Aufgabendetails:
Kannst du die Einträge unverändert abschreiben, beginnend mit der Zeile, die „sector-name: Utilities [41, 872, 119, 899]“ enthält, und endend nach der Zeile, die „sector-row[interactable]: Consumer Staples“ enthält?
* * * * * * *
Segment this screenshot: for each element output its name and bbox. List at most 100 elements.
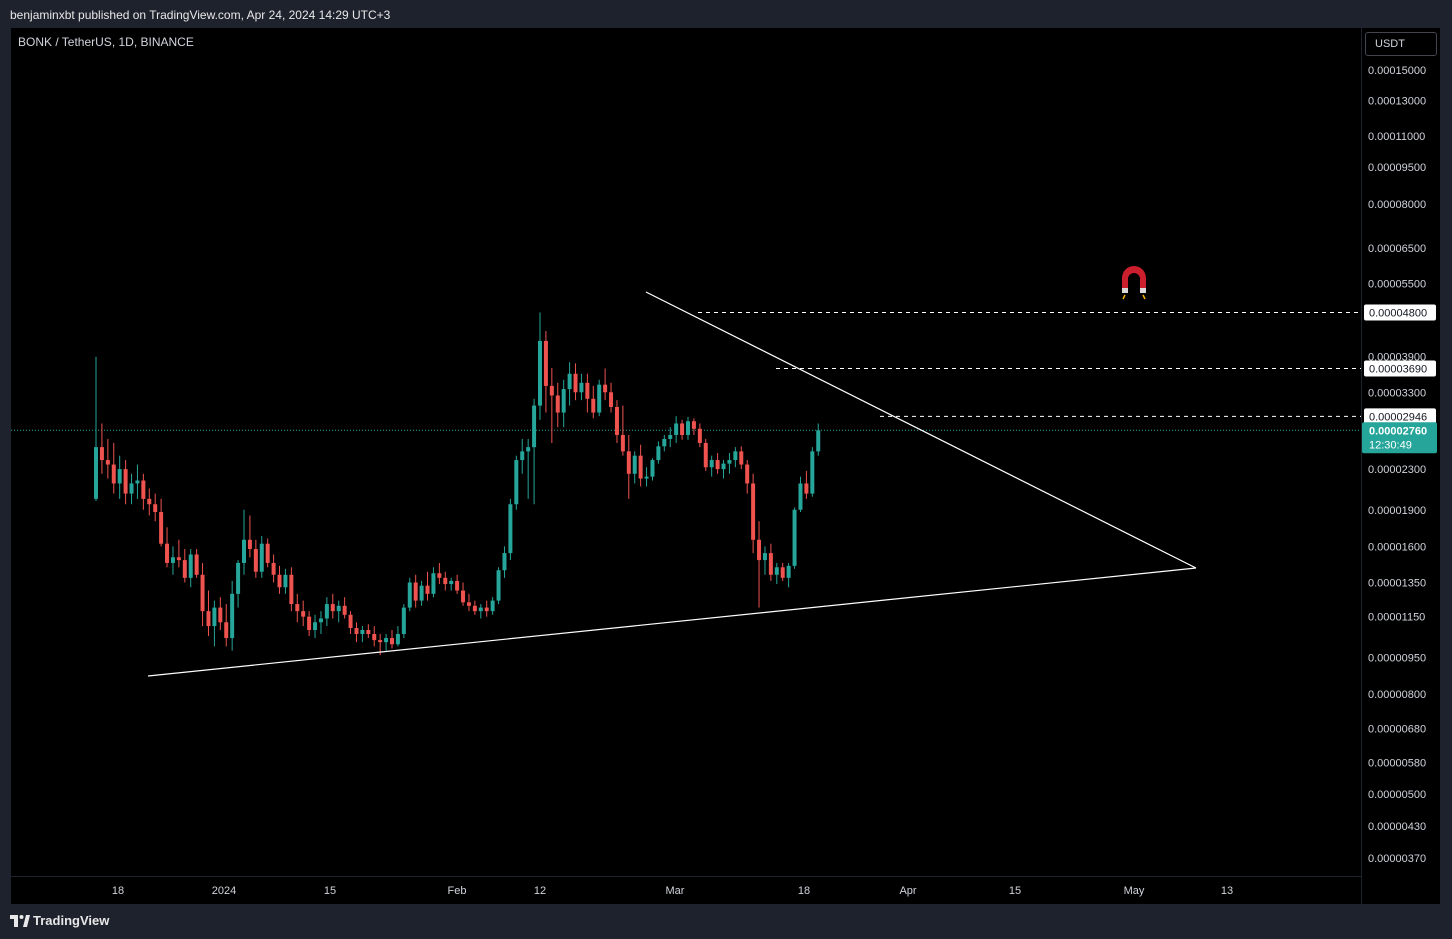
candle-body	[153, 504, 158, 513]
candle-body	[395, 633, 400, 645]
candle-body	[567, 373, 572, 390]
candle-body	[591, 398, 596, 413]
level-label-text: 0.00004800	[1369, 308, 1427, 320]
time-axis[interactable]	[11, 877, 1361, 904]
candle-body	[472, 605, 477, 612]
price-tick-label: 0.00000950	[1368, 652, 1426, 664]
candle-body	[348, 614, 353, 629]
price-tick-label: 0.00013000	[1368, 95, 1426, 107]
time-tick-label: Apr	[899, 885, 916, 897]
candle-body	[224, 622, 229, 639]
candle-body	[99, 447, 104, 461]
price-ticks: 0.00015000 0.00013000 0.00011000 0.00009500…	[1368, 65, 1426, 865]
candle-body	[419, 585, 424, 601]
price-tick-label: 0.00001350	[1368, 578, 1426, 590]
time-tick-label: Feb	[448, 885, 467, 897]
level-labels: 0.00004800 0.00003690 0.00002946	[1364, 304, 1436, 425]
chart-pane[interactable]	[11, 28, 1361, 876]
price-tick-label: 0.00001150	[1368, 612, 1425, 624]
candle-body	[691, 421, 696, 429]
level-label-box	[1364, 360, 1436, 377]
currency-button[interactable]: USDT	[1365, 32, 1437, 56]
candle-body	[816, 430, 821, 452]
price-tick-label: 0.00001900	[1368, 505, 1426, 517]
candle-body	[378, 640, 383, 643]
candle-body	[762, 553, 767, 561]
candle-body	[330, 604, 335, 612]
level-label-box	[1364, 304, 1436, 321]
price-tick-label: 0.00001600	[1368, 541, 1426, 553]
candle-body	[810, 451, 815, 494]
candle-body	[165, 543, 170, 563]
candle-body	[324, 604, 329, 619]
price-axis[interactable]	[1362, 28, 1440, 904]
time-tick-label: 15	[324, 885, 336, 897]
candle-body	[650, 460, 655, 477]
support-trendline	[147, 567, 1197, 677]
candle-body	[561, 389, 566, 413]
candle-body	[674, 423, 679, 435]
level-label-text: 0.00003690	[1369, 363, 1427, 375]
candle-body	[466, 602, 471, 606]
candle-body	[520, 451, 525, 461]
candle-body	[496, 570, 501, 601]
price-tick-label: 0.00009500	[1368, 162, 1426, 174]
level-label-box	[1364, 408, 1436, 425]
candle-body	[247, 539, 252, 550]
candle-body	[129, 483, 134, 494]
candle-body	[532, 405, 537, 448]
candle-body	[259, 543, 264, 572]
candle-body	[780, 567, 785, 578]
time-tick-label: Mar	[666, 885, 685, 897]
time-tick-label: 12	[534, 885, 546, 897]
candle-countdown: 12:30:49	[1369, 439, 1412, 451]
candle-body	[644, 476, 649, 479]
current-price-label: 0.00002760 12:30:49	[1362, 422, 1437, 454]
price-tick-label: 0.00000680	[1368, 723, 1426, 735]
candle-body	[638, 455, 643, 479]
price-tick-label: 0.00000370	[1368, 853, 1426, 865]
candle-body	[283, 574, 288, 588]
candle-body	[176, 557, 181, 561]
candle-body	[313, 622, 318, 631]
candle-body	[425, 585, 430, 594]
footer	[0, 904, 1452, 939]
candle-body	[443, 577, 448, 585]
candle-body	[733, 451, 738, 461]
tradingview-brand[interactable]: TradingView	[33, 913, 110, 928]
candle-body	[555, 395, 560, 413]
price-tick-label: 0.00015000	[1368, 65, 1426, 77]
time-tick-label: 18	[112, 885, 124, 897]
time-ticks: 18 2024 15 Feb 12 Mar 18 Apr 15 May 13	[112, 885, 1233, 897]
candle-body	[301, 611, 306, 617]
candle-body	[745, 464, 750, 484]
symbol-title[interactable]: BONK / TetherUS, 1D, BINANCE	[18, 35, 194, 49]
candle-body	[490, 600, 495, 612]
candle-body	[543, 340, 548, 386]
candle-body	[786, 565, 791, 578]
candle-body	[188, 554, 193, 578]
candle-body	[94, 447, 98, 499]
candle-body	[372, 633, 377, 641]
price-tick-label: 0.00008000	[1368, 199, 1426, 211]
time-tick-label: 2024	[212, 885, 236, 897]
candle-body	[632, 455, 637, 474]
candle-body	[792, 509, 797, 566]
candle-body	[727, 460, 732, 464]
candle-body	[342, 605, 347, 615]
candle-body	[804, 483, 809, 494]
candle-body	[461, 590, 466, 603]
candle-body	[798, 483, 803, 510]
candle-body	[194, 554, 199, 575]
tradingview-logo-icon	[10, 915, 30, 927]
time-tick-label: 15	[1009, 885, 1021, 897]
candle-body	[384, 638, 389, 643]
candle-body	[626, 451, 631, 474]
candle-body	[111, 464, 116, 484]
candle-body	[105, 460, 110, 465]
candle-body	[579, 382, 584, 393]
candle-body	[401, 607, 406, 634]
resistance-trendline	[645, 291, 1197, 569]
candle-body	[147, 498, 152, 505]
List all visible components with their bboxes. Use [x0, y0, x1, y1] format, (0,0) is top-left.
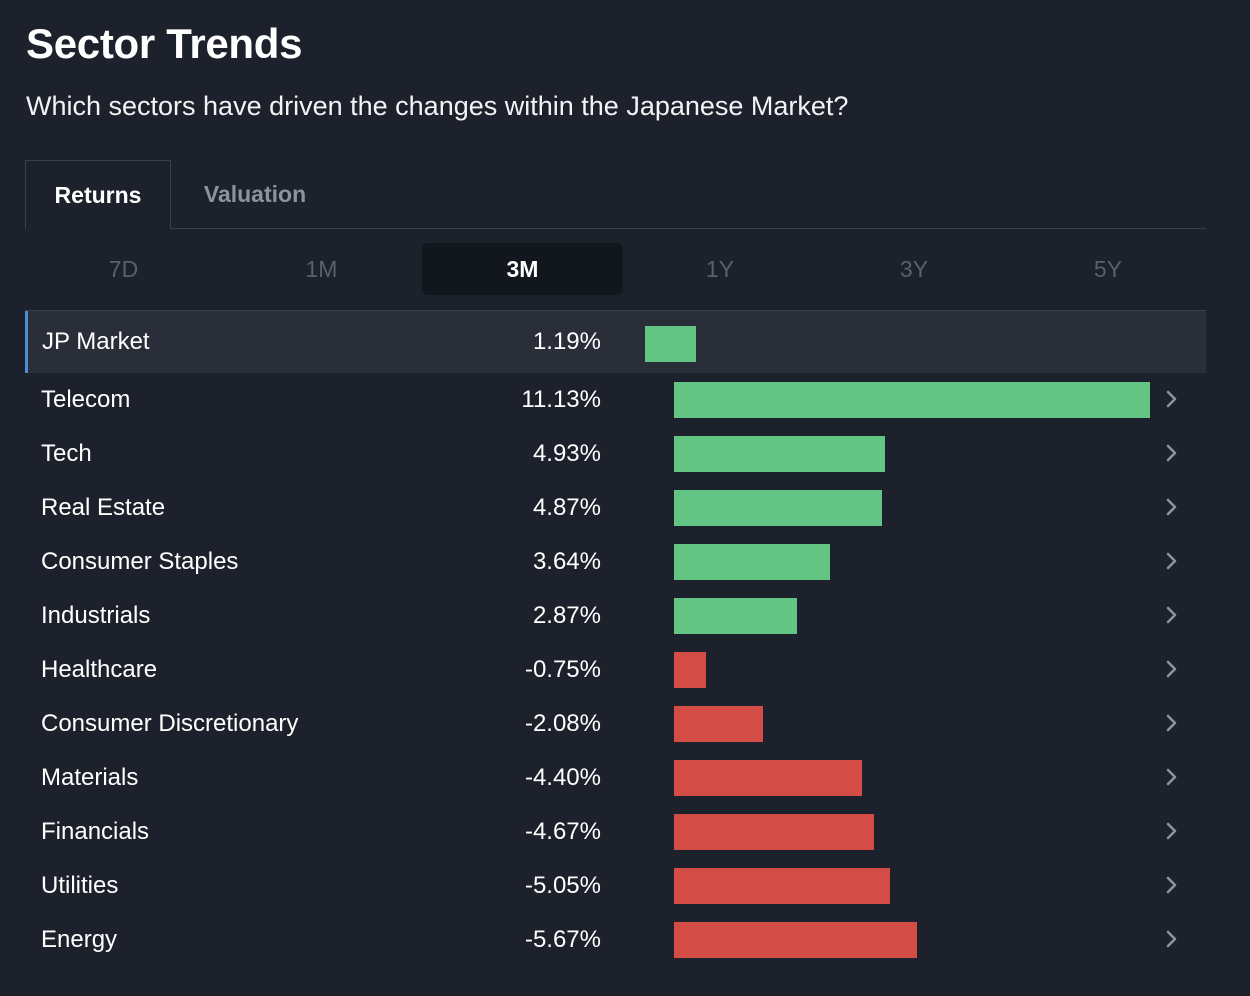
sector-name: Utilities [41, 872, 119, 899]
sector-return-value: 2.87% [532, 602, 601, 629]
sector-name: Real Estate [41, 494, 166, 521]
tab-returns[interactable]: Returns [25, 160, 171, 229]
sector-row[interactable]: Tech 4.93% [25, 427, 1206, 481]
sector-name: Consumer Discretionary [41, 710, 299, 737]
sector-return-value: -0.75% [524, 656, 601, 683]
sector-return-value: 1.19% [532, 328, 601, 355]
metric-tabs: Returns Valuation [25, 160, 1206, 229]
return-bar [674, 814, 874, 850]
chevron-right-icon[interactable] [1163, 373, 1183, 427]
period-1y[interactable]: 1Y [705, 256, 735, 282]
market-row: JP Market 1.19% [25, 311, 1206, 373]
sector-return-value: 4.93% [532, 440, 601, 467]
chevron-right-icon[interactable] [1163, 427, 1183, 481]
period-3m[interactable]: 3M [422, 243, 623, 295]
chevron-right-icon[interactable] [1163, 535, 1183, 589]
sector-list: JP Market 1.19% Telecom 11.13% Tech 4.93% Real… [25, 311, 1206, 967]
period-5y[interactable]: 5Y [1093, 256, 1123, 282]
sector-row[interactable]: Financials -4.67% [25, 805, 1206, 859]
return-bar [674, 922, 917, 958]
chevron-right-icon[interactable] [1163, 589, 1183, 643]
tab-valuation[interactable]: Valuation [203, 181, 307, 207]
sector-row[interactable]: Consumer Discretionary -2.08% [25, 697, 1206, 751]
divider [25, 310, 1206, 311]
sector-row[interactable]: Consumer Staples 3.64% [25, 535, 1206, 589]
return-bar [674, 760, 863, 796]
sector-row[interactable]: Telecom 11.13% [25, 373, 1206, 427]
sector-name: Tech [41, 440, 92, 467]
return-bar [645, 326, 696, 362]
sector-row[interactable]: Real Estate 4.87% [25, 481, 1206, 535]
sector-row[interactable]: Energy -5.67% [25, 913, 1206, 967]
sector-return-value: -2.08% [524, 710, 601, 737]
return-bar [674, 706, 763, 742]
sector-name: Healthcare [41, 656, 158, 683]
sector-return-value: -5.67% [524, 926, 601, 953]
sector-row[interactable]: Healthcare -0.75% [25, 643, 1206, 697]
period-selector: 7D 1M 3M 1Y 3Y 5Y [25, 243, 1206, 295]
return-bar [674, 868, 891, 904]
chevron-right-icon[interactable] [1163, 643, 1183, 697]
sector-return-value: -5.05% [524, 872, 601, 899]
period-7d[interactable]: 7D [108, 256, 139, 282]
period-1m[interactable]: 1M [305, 256, 338, 282]
chevron-right-icon[interactable] [1163, 697, 1183, 751]
chevron-right-icon[interactable] [1163, 481, 1183, 535]
sector-name: JP Market [42, 328, 150, 355]
period-3y[interactable]: 3Y [899, 256, 929, 282]
sector-name: Materials [41, 764, 139, 791]
sector-name: Telecom [41, 386, 131, 413]
sector-return-value: 3.64% [532, 548, 601, 575]
chevron-right-icon[interactable] [1163, 913, 1183, 967]
return-bar [674, 490, 883, 526]
sector-return-value: 4.87% [532, 494, 601, 521]
sector-return-value: -4.40% [524, 764, 601, 791]
sector-name: Energy [41, 926, 118, 953]
chevron-right-icon[interactable] [1163, 751, 1183, 805]
sector-row[interactable]: Materials -4.40% [25, 751, 1206, 805]
return-bar [674, 382, 1151, 418]
sector-name: Consumer Staples [41, 548, 239, 575]
chevron-right-icon[interactable] [1163, 805, 1183, 859]
sector-name: Industrials [41, 602, 151, 629]
sector-row[interactable]: Utilities -5.05% [25, 859, 1206, 913]
return-bar [674, 652, 707, 688]
sector-name: Financials [41, 818, 150, 845]
return-bar [674, 544, 830, 580]
sector-return-value: 11.13% [521, 386, 601, 413]
chevron-right-icon[interactable] [1163, 859, 1183, 913]
page-subtitle: Which sectors have driven the changes wi… [26, 91, 849, 121]
sector-row[interactable]: Industrials 2.87% [25, 589, 1206, 643]
sector-return-value: -4.67% [524, 818, 601, 845]
return-bar [674, 598, 797, 634]
return-bar [674, 436, 885, 472]
page-title: Sector Trends [26, 20, 303, 67]
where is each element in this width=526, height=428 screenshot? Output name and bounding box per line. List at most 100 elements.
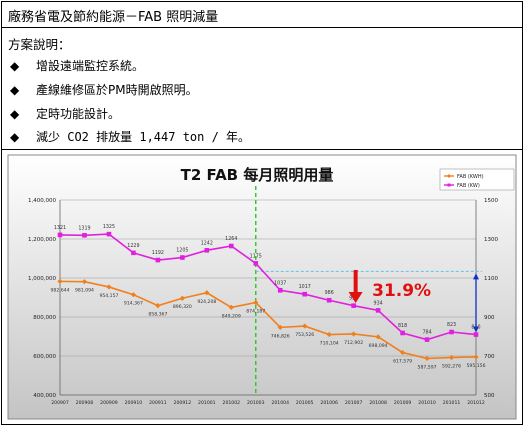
kwh-data-label: 849,209 — [222, 313, 241, 319]
kw-data-label: 823 — [447, 322, 456, 328]
x-tick-label: 200909 — [100, 400, 118, 406]
kw-point — [326, 297, 332, 303]
kw-point — [180, 255, 185, 260]
kw-point — [277, 287, 283, 293]
left-tick-label: 1,400,000 — [28, 198, 56, 204]
page-title: 廠務省電及節約能源－FAB 照明減量 — [8, 10, 219, 25]
chart-legend: FAB (KWH) FAB (KW) — [439, 168, 515, 191]
reduction-annotation: 31.9% — [372, 281, 431, 301]
red-arrow-shaft — [353, 270, 358, 294]
bullet-text: 定時功能設計。 — [36, 107, 121, 121]
left-tick-label: 1,200,000 — [28, 237, 56, 243]
kw-point — [375, 308, 381, 313]
description-row: 方案說明： 增設遠端監控系統。 產線維修區於PM時開啟照明。 定時功能設計。 減… — [2, 28, 522, 150]
kw-point — [449, 329, 454, 335]
legend-label: FAB (KWH) — [457, 174, 484, 180]
blue-arrow-up-icon — [473, 273, 479, 280]
kw-point — [351, 303, 356, 308]
x-tick-label: 200907 — [51, 400, 69, 406]
kw-data-label: 1205 — [176, 248, 188, 254]
right-tick-label: 1100 — [484, 276, 498, 282]
x-tick-label: 201004 — [271, 400, 289, 406]
kwh-data-label: 587,597 — [418, 364, 437, 370]
red-arrow-head-icon — [348, 292, 363, 303]
x-tick-label: 201008 — [369, 400, 387, 406]
legend-label: FAB (KW) — [457, 183, 480, 189]
x-tick-label: 200912 — [174, 400, 192, 406]
kw-data-label: 1175 — [250, 253, 262, 259]
chart-background — [7, 154, 517, 420]
kwh-point — [424, 355, 430, 362]
x-tick-label: 201007 — [345, 400, 363, 406]
kw-point — [302, 291, 308, 297]
x-tick-label: 200908 — [76, 400, 94, 406]
kwh-data-label: 954,157 — [99, 293, 118, 299]
left-tick-label: 400,000 — [33, 393, 56, 399]
kwh-point — [351, 331, 357, 337]
series-line-kwh — [59, 280, 477, 360]
kw-point — [253, 261, 259, 266]
kwh-data-label: 712,902 — [344, 340, 363, 346]
kw-data-label: 1037 — [274, 280, 286, 286]
legend-marker — [447, 174, 451, 178]
series-line-kw — [59, 233, 477, 341]
blue-arrow-down-icon — [473, 326, 479, 333]
kw-point — [131, 250, 136, 256]
x-tick-label: 201002 — [223, 400, 241, 406]
kw-point — [57, 232, 63, 238]
x-tick-label: 200911 — [149, 400, 167, 406]
kw-data-label: 1321 — [54, 225, 66, 231]
legend-marker — [447, 183, 451, 187]
x-tick-label: 200910 — [125, 400, 143, 406]
kwh-data-label: 753,526 — [295, 332, 314, 338]
kwh-point — [179, 295, 185, 301]
kwh-point — [375, 334, 381, 340]
kwh-data-label: 592,276 — [442, 364, 461, 370]
kw-data-label: 986 — [325, 290, 334, 296]
chart-title: T2 FAB 每月照明用量 — [181, 166, 334, 184]
left-tick-label: 600,000 — [33, 354, 56, 360]
right-tick-label: 1300 — [484, 237, 498, 243]
kwh-point — [302, 323, 308, 329]
monthly-lighting-chart: T2 FAB 每月照明用量 400,000 600,000 800,000 1,000… — [7, 154, 517, 420]
x-tick-label: 201006 — [320, 400, 338, 406]
kw-data-label: 934 — [374, 300, 383, 306]
kwh-data-label: 710,104 — [320, 341, 339, 347]
kw-data-label: 1319 — [78, 225, 90, 231]
kwh-point — [473, 354, 479, 360]
kwh-data-label: 982,644 — [51, 287, 70, 293]
legend-box — [439, 168, 515, 191]
kwh-data-label: 924,208 — [197, 299, 216, 305]
left-tick-label: 800,000 — [33, 315, 56, 321]
right-tick-label: 1500 — [484, 198, 498, 204]
kwh-data-label: 874,187 — [246, 309, 265, 315]
kwh-point — [326, 331, 332, 338]
kw-data-label: 1017 — [299, 284, 311, 290]
kwh-data-label: 746,826 — [271, 333, 290, 339]
description-label: 方案說明： — [8, 37, 71, 52]
kw-point — [204, 248, 210, 253]
kw-point — [155, 257, 161, 263]
kwh-data-label: 914,367 — [124, 301, 143, 307]
kw-point — [473, 332, 479, 337]
bullet-text: 產線維修區於PM時開啟照明。 — [36, 83, 198, 97]
bullet-text: 增設遠端監控系統。 — [36, 59, 145, 73]
kw-point — [82, 232, 87, 238]
right-tick-label: 900 — [484, 315, 495, 321]
x-tick-label: 201009 — [394, 400, 412, 406]
kw-data-label: 1229 — [127, 243, 139, 249]
kwh-data-label: 595,156 — [467, 363, 486, 369]
kw-point — [106, 231, 112, 237]
kwh-point — [106, 284, 112, 290]
bullet-text: 減少 CO2 排放量 1,447 ton / 年。 — [36, 130, 251, 144]
chart-row: T2 FAB 每月照明用量 400,000 600,000 800,000 1,000… — [2, 150, 522, 424]
kw-data-label: 1325 — [103, 224, 115, 230]
kw-data-label: 1264 — [225, 236, 237, 242]
kwh-data-label: 858,367 — [148, 312, 167, 318]
kwh-data-label: 698,094 — [369, 343, 388, 349]
kwh-data-label: 896,320 — [173, 304, 192, 310]
title-row: 廠務省電及節約能源－FAB 照明減量 — [2, 2, 522, 28]
kw-data-label: 784 — [422, 330, 431, 336]
kw-data-label: 1192 — [152, 250, 164, 256]
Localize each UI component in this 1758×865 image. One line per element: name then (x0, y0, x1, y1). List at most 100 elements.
* * * * * * *
Das Ergebnis:
sector-name: Utilities [41, 872, 119, 899]
sector-return-value: 2.87% [532, 602, 601, 629]
sector-name: Real Estate [41, 494, 166, 521]
tab-returns[interactable]: Returns [25, 160, 171, 229]
sector-row[interactable]: Tech 4.93% [25, 427, 1206, 481]
sector-name: Consumer Discretionary [41, 710, 299, 737]
sector-return-value: -0.75% [524, 656, 601, 683]
sector-return-value: 1.19% [532, 328, 601, 355]
metric-tabs: Returns Valuation [25, 160, 1206, 229]
return-bar [674, 814, 874, 850]
chevron-right-icon[interactable] [1163, 373, 1183, 427]
period-1y[interactable]: 1Y [705, 256, 735, 282]
market-row: JP Market 1.19% [25, 311, 1206, 373]
sector-return-value: 4.93% [532, 440, 601, 467]
chevron-right-icon[interactable] [1163, 427, 1183, 481]
period-3m[interactable]: 3M [422, 243, 623, 295]
chevron-right-icon[interactable] [1163, 535, 1183, 589]
sector-list: JP Market 1.19% Telecom 11.13% Tech 4.93% Real… [25, 311, 1206, 967]
period-5y[interactable]: 5Y [1093, 256, 1123, 282]
sector-row[interactable]: Financials -4.67% [25, 805, 1206, 859]
return-bar [674, 922, 917, 958]
chevron-right-icon[interactable] [1163, 589, 1183, 643]
tab-valuation[interactable]: Valuation [203, 181, 307, 207]
sector-row[interactable]: Consumer Discretionary -2.08% [25, 697, 1206, 751]
divider [25, 310, 1206, 311]
sector-row[interactable]: Consumer Staples 3.64% [25, 535, 1206, 589]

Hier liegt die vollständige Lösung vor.